*Extracted text:*
= Beginning of Section =

Cache
A cache is a fast storage layer used to reduce latency and database load.
In system design interviews, cache is one of the most common tools, but you should only use it when the read pattern makes sense.What a cache does
A cache stores frequently accessed data in memory.
Instead of reading from the database every time, the service checks the cache first.
Client → Service → Cache → Database
If the data is in cache, the response is fast. If not, the service reads from the database and may store the result in cache for next time.
Why cache helps
A database read may take:
5–50 ms
A Redis read may take:
0.5–2 ms
That difference matters when you have high read traffic.
Cache is especially useful when:
- reads are much higher than writes,
- the same data is requested again and again,
- slightly stale data is acceptable,
- latency matters,
- database load is becoming too high.
When to use cache
Good interview signals:
- “This is read-heavy.”
- “The same item is viewed many times.”
- “We need low latency.”

= End of Section =

[Stored data entries]
= Beginning of Section =

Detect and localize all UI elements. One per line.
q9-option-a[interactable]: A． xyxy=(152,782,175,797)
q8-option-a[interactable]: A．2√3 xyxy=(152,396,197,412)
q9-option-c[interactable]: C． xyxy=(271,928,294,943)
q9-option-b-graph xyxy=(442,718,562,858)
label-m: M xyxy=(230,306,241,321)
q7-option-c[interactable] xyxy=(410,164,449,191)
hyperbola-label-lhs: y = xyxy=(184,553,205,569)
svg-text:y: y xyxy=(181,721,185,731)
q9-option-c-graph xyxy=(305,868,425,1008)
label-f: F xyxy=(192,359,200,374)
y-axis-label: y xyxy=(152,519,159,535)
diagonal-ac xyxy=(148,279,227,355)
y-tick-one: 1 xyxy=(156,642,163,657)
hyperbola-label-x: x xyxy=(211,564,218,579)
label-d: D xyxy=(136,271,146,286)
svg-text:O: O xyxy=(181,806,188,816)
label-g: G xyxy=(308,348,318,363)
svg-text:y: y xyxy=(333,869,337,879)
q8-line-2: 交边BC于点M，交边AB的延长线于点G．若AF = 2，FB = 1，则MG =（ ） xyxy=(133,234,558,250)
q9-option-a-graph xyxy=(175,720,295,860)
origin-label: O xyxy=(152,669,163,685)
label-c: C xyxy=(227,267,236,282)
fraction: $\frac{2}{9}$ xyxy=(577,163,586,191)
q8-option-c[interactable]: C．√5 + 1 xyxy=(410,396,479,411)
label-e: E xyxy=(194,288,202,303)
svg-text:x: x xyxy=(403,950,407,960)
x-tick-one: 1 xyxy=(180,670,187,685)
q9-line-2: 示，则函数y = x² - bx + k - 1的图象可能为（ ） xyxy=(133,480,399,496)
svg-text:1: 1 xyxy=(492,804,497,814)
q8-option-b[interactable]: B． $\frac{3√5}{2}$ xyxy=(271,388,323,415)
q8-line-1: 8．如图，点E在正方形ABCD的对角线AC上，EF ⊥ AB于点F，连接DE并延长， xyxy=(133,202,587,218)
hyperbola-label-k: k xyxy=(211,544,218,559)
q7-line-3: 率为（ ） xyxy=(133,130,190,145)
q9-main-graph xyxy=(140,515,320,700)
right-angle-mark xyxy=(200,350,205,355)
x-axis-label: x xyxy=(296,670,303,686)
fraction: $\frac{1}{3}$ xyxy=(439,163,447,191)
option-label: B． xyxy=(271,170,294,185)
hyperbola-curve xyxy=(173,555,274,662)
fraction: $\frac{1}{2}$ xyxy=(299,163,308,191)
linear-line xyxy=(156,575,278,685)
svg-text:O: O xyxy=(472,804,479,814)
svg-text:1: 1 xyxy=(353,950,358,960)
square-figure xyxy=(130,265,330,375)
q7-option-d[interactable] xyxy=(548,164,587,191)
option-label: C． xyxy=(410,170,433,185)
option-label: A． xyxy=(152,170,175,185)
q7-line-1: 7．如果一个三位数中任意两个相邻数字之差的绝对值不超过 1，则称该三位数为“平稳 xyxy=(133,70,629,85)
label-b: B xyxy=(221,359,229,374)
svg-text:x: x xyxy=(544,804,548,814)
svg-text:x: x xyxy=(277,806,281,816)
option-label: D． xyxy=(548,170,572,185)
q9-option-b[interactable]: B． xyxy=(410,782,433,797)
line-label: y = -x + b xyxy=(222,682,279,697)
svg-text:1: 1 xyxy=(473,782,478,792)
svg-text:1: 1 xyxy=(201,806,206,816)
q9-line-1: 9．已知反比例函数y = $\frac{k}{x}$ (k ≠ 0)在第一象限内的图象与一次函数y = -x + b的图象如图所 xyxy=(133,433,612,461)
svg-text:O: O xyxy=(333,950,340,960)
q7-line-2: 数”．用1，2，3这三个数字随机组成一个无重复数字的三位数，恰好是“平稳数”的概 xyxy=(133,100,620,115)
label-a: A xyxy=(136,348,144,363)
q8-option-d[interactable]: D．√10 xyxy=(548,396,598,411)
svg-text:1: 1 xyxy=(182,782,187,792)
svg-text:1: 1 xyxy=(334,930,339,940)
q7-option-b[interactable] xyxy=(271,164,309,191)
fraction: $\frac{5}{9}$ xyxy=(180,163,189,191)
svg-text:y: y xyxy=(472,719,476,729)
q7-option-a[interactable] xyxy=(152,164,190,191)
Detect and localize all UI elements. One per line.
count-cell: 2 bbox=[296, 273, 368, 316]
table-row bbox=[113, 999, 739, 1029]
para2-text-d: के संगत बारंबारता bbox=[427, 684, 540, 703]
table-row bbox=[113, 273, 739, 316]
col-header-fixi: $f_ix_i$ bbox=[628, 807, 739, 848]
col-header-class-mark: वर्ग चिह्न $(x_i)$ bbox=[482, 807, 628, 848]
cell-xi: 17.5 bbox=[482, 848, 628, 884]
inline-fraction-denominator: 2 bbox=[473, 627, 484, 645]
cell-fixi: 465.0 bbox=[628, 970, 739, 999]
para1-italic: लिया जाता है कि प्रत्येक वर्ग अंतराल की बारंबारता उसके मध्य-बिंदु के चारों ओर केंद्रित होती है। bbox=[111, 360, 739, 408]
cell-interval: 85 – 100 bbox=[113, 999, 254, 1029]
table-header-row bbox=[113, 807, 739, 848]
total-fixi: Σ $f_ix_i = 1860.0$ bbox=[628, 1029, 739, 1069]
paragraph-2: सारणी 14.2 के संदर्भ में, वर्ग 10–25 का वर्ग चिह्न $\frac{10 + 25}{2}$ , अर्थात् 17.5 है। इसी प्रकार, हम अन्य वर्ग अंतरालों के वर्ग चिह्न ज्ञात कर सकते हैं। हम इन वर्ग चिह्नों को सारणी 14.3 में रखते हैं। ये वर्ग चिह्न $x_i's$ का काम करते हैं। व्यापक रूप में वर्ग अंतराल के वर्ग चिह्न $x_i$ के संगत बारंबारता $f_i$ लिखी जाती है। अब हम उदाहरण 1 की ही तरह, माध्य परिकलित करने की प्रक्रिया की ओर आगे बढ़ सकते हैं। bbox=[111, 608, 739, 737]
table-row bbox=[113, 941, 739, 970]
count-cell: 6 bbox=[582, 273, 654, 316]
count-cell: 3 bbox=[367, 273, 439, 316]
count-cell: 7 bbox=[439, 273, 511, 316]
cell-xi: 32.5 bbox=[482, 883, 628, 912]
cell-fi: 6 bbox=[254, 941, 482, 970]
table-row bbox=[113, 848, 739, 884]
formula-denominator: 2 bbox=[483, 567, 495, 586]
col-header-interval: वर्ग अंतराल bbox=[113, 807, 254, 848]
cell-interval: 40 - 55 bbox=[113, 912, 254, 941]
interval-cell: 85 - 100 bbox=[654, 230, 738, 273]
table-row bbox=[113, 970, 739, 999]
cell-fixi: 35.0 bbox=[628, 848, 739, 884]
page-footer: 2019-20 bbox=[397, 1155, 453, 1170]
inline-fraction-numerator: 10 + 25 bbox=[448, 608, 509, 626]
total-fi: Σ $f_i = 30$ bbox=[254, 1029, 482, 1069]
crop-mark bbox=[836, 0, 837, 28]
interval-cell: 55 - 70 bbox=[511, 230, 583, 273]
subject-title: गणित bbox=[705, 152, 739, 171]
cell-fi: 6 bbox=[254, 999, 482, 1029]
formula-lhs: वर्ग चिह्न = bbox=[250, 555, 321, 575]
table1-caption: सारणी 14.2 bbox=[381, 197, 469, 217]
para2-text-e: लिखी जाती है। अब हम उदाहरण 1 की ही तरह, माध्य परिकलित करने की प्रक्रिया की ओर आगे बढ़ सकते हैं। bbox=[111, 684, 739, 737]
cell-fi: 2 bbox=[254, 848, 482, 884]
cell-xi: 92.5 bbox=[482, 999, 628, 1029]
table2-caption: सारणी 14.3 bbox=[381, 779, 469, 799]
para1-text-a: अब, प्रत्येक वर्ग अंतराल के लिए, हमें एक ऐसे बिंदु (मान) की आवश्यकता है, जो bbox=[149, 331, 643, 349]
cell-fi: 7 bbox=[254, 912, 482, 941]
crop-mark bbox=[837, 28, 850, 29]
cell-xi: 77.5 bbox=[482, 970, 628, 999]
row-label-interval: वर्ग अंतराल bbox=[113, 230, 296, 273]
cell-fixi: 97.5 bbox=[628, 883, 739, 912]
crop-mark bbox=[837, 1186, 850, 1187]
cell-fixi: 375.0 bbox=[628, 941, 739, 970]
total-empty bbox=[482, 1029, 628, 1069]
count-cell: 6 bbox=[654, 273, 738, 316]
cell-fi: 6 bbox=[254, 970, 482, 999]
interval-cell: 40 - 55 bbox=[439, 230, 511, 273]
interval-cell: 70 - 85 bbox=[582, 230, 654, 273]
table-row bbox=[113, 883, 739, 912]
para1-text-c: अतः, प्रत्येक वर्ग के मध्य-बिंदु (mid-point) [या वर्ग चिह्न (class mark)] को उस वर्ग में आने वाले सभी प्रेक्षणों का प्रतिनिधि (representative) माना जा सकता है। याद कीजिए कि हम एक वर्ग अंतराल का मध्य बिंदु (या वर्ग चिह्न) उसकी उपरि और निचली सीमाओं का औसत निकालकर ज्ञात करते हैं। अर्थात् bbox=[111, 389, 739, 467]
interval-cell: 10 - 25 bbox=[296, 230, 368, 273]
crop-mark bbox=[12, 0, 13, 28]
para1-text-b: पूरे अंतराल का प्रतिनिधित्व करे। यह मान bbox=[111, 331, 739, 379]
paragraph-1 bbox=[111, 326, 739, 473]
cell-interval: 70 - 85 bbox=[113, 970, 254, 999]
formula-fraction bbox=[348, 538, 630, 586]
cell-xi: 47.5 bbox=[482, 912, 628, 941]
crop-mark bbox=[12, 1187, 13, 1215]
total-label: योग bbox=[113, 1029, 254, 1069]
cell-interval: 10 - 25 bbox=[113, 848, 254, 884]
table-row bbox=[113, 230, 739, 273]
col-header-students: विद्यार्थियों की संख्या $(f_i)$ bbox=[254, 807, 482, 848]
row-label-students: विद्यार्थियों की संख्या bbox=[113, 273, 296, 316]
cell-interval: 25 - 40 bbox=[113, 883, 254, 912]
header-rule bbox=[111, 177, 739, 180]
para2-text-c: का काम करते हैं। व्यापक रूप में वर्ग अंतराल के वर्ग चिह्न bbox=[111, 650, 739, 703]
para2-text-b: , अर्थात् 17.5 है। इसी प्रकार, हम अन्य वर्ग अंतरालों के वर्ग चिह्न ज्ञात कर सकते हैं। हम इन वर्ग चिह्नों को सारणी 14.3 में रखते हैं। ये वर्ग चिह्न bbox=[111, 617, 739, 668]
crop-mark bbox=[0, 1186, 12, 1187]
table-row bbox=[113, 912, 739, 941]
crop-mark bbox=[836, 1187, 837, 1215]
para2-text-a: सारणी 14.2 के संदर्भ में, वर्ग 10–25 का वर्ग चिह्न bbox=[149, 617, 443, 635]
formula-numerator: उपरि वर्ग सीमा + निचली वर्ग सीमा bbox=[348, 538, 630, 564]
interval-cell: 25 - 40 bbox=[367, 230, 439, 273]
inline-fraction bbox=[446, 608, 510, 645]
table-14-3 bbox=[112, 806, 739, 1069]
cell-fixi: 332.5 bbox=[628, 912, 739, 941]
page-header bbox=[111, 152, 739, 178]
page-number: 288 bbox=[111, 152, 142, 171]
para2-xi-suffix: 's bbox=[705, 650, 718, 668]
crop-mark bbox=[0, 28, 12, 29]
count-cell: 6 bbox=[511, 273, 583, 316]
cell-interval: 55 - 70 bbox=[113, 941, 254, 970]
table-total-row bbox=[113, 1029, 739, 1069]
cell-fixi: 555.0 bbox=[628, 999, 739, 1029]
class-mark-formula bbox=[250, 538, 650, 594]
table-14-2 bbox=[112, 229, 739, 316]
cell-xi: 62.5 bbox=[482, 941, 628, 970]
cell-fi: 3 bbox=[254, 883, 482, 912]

= End of Section =

*Activity 1:* Please decide whether each statement agrees with the caching text, answering yes or no and quoting the words from it that settle the matter: (a) A Redis read may take 0.5–2 ms. (b) Cache is especially useful when writes are much higher than reads. (c) When the data is not in cache, the service reads it from the database.
*Activity 2:* Extend the caching text, picking up after its final line.

*Answer box 1:*
(a) Yes: "0.5–2 ms"
(b) No: "reads are much higher than writes,"
(c) Yes: "If not, the service reads from the database and may store the result in cache for next time."

*Answer box 2:*
- “The database is getting too many reads.”
- “Some data is hot.”
Examples:
- URL shortener redirects,
- user profiles,
- product detail pages,
- news feed ranking results,
- popular posts,
- restaurant details.
When not to use cache
Cache is not always the answer.
Be careful when:
- writes are much higher than reads,
- data must always be fresh,
- every user sees completely different data,
- the data is rarely read again,
- the system is still small.
A good sentence:
I would add cache only if the read traffic is high enough to justify the extra complexity.
The most common strategy: cache-aside
Cache-aside is the default strategy in many interviews.
Read path:
1. Service checks cache.
2. If cache hit, return data.
3. If cache miss, read from database.
4. Store result in cache.
5. Return data.
Write path:
1. Write to database.
2. Invalidate or update cache.

Cache invalidation

URL Shortener example
For a URL shortener, redirect is read-heavy.
The mapping is:
short_code → long_url
This is a great cache use case because:
- redirects are much more common than new URL creation,
- mappings rarely change,
- latency should be low,
- popular links may be clicked many times.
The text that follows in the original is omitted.